Aim:
Tally the lines that hold the word "Recycling" and reply with that figure only.

Records supplied:
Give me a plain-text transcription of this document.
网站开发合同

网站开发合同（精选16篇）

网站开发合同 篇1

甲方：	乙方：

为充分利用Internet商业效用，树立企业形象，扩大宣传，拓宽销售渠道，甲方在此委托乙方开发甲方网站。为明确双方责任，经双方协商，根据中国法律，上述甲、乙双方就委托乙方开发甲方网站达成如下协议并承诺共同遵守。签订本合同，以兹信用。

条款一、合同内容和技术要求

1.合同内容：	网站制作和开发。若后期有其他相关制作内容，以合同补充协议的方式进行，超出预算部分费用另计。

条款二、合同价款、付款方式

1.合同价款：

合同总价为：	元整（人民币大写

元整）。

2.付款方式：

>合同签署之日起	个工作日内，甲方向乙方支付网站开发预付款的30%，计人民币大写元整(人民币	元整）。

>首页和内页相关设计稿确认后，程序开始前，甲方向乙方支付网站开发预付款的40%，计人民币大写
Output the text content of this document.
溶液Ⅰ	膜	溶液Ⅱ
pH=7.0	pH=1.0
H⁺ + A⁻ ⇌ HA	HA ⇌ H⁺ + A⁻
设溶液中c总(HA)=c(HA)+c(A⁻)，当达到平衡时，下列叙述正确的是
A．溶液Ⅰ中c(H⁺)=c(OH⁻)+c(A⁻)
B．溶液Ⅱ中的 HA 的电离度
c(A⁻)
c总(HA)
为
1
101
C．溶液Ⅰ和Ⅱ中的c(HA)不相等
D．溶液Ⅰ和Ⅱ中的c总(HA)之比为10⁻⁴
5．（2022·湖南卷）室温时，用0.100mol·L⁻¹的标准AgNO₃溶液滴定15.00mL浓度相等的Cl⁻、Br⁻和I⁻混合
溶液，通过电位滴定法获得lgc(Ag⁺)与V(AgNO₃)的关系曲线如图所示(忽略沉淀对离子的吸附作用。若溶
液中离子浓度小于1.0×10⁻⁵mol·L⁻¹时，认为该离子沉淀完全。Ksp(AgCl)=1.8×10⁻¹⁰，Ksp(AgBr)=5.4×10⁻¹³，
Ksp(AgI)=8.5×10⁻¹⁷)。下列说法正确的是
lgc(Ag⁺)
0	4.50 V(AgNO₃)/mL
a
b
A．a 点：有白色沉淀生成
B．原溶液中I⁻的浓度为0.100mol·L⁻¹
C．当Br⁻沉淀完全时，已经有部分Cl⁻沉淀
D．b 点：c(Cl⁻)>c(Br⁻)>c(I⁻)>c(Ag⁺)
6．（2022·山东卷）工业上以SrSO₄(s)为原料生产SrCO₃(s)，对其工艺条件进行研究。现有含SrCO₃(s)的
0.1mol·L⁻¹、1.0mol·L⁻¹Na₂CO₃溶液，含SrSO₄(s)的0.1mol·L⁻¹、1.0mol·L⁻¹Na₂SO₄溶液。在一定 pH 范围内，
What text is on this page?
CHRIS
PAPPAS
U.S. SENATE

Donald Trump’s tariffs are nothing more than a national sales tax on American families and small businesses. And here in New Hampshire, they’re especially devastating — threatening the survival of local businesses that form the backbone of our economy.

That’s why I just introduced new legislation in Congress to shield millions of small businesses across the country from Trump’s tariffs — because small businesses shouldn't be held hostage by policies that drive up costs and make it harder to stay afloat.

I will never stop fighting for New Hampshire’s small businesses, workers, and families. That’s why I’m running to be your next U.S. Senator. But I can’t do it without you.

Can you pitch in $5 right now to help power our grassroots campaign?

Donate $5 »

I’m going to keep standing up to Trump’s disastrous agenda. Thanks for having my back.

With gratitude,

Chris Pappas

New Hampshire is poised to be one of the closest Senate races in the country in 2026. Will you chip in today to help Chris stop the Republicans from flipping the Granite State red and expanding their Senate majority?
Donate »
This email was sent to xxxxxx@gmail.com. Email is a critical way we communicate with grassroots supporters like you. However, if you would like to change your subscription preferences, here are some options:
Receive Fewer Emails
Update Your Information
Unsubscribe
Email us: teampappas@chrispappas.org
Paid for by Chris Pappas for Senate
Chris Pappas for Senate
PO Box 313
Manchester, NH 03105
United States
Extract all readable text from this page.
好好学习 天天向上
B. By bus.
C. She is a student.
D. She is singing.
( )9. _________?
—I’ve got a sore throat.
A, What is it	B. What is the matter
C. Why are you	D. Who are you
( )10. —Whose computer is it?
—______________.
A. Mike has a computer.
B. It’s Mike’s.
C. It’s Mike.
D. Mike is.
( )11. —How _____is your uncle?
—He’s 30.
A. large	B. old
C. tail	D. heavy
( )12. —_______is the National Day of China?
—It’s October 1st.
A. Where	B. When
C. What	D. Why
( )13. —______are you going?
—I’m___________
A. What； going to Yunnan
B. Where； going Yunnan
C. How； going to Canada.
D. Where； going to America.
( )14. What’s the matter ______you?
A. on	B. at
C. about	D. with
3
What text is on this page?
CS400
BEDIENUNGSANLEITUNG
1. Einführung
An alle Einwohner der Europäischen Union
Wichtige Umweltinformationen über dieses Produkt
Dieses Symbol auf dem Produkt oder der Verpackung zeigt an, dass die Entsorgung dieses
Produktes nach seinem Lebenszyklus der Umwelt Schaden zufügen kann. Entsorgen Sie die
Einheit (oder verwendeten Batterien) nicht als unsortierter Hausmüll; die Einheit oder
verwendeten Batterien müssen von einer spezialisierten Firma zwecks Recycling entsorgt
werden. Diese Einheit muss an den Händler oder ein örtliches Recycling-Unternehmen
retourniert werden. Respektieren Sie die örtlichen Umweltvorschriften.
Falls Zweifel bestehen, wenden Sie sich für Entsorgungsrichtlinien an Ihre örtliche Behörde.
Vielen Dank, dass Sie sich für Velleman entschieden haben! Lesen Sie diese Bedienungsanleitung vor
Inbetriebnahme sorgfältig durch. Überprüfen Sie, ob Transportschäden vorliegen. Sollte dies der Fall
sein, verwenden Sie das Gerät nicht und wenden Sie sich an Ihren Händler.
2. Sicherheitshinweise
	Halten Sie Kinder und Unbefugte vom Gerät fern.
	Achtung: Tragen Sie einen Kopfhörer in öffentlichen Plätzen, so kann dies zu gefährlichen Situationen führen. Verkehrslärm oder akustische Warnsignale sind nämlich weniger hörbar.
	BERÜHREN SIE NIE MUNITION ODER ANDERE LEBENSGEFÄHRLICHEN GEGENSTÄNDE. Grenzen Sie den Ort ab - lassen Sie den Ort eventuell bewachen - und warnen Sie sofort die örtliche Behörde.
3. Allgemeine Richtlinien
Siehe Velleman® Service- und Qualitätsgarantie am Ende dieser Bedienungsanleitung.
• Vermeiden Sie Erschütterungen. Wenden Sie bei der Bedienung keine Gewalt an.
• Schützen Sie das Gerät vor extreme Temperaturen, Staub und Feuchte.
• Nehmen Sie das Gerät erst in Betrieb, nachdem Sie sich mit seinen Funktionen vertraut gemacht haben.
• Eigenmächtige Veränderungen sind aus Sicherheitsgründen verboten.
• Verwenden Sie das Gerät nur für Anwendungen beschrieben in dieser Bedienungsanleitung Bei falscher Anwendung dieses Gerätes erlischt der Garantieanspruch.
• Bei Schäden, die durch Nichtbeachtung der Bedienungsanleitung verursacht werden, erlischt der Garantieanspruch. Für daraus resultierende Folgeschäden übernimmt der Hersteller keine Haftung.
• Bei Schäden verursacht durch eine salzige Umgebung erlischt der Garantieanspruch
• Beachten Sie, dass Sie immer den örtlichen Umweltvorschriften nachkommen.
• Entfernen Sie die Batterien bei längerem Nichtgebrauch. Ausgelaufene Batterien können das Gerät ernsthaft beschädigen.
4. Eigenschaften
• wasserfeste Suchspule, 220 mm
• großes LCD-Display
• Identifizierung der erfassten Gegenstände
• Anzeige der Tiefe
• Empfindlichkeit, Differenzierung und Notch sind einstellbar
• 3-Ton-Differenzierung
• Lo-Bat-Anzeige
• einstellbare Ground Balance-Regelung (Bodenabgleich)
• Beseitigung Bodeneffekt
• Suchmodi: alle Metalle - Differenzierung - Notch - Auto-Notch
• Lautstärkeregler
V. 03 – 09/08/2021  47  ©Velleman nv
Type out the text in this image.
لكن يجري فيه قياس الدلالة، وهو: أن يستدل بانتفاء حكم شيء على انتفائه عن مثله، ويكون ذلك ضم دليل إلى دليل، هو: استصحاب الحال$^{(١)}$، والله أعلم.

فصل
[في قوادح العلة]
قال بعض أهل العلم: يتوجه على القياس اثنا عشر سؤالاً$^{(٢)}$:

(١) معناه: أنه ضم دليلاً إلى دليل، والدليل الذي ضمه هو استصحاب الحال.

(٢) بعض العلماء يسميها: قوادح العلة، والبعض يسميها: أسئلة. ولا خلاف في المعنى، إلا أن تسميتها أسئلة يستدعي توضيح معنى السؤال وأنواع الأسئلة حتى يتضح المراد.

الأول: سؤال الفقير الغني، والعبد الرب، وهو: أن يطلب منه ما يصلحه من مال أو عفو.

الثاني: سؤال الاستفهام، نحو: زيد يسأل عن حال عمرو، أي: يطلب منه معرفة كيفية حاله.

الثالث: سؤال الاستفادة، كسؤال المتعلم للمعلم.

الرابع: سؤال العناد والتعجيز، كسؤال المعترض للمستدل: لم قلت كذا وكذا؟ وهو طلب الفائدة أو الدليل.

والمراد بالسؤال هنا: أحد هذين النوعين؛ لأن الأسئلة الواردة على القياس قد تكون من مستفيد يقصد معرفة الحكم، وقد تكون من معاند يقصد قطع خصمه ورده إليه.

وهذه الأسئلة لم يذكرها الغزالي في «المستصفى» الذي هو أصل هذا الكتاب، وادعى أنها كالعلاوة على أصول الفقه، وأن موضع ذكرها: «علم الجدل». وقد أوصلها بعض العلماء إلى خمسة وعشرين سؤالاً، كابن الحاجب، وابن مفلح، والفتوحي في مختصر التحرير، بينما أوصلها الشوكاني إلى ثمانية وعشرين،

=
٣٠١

Response for this exercise:
2